• [Objective]: Search the data for the word "Start" and copy every line that contains it.

─── Exercise data ───

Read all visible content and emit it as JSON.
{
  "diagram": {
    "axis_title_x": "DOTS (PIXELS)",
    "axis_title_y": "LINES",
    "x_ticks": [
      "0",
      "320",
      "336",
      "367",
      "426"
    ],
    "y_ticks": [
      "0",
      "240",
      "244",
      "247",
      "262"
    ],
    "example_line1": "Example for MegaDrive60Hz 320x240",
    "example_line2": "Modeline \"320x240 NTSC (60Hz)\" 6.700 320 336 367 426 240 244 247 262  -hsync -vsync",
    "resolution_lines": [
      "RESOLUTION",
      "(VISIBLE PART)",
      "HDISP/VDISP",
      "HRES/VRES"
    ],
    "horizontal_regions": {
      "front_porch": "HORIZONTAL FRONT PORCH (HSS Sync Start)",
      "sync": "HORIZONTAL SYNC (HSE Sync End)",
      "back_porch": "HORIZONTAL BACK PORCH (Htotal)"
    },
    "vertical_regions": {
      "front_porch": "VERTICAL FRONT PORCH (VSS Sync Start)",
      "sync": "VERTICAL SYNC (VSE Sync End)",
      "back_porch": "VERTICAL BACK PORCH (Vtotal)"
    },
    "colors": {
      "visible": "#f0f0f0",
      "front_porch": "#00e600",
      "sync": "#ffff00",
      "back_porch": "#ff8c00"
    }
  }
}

───

• [Expected answer]:
      "front_porch": "HORIZONTAL FRONT PORCH (HSS Sync Start)",
      "front_porch": "VERTICAL FRONT PORCH (VSS Sync Start)",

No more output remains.